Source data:
□ □ □ □ □ □ □

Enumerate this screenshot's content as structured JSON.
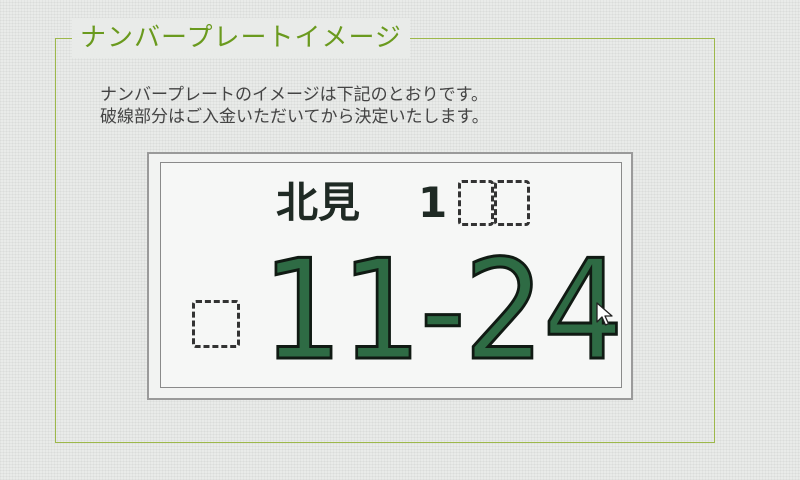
{
  "section": {
    "title": "ナンバープレートイメージ"
  },
  "description": {
    "line1": "ナンバープレートのイメージは下記のとおりです。",
    "line2": "破線部分はご入金いただいてから決定いたします。"
  },
  "plate": {
    "region": "北見",
    "class_digit": "1",
    "number": "11-24"
  },
  "colors": {
    "accent": "#6a9a1e",
    "plate_number": "#2e6b44"
  },
  "icons": {
    "cursor": "mouse-pointer-icon"
  }
}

□ □ □ □ □ □ □

Your objective: Pictures are not part of the copy; output everything else in the records exactly.

The result:
Enumerate this screenshot's content as structured JSON.
{
  "section": {
    "title": "ナンバープレートイメージ"
  },
  "description": {
    "line1": "ナンバープレートのイメージは下記のとおりです。",
    "line2": "破線部分はご入金いただいてから決定いたします。"
  },
  "plate": {
    "region": "北見",
    "class_digit": "1",
    "number": "11-24"
  },
  "colors": {
    "accent": "#6a9a1e",
    "plate_number": "#2e6b44"
  },
  "icons": {
    "cursor": "mouse-pointer-icon"
  }
}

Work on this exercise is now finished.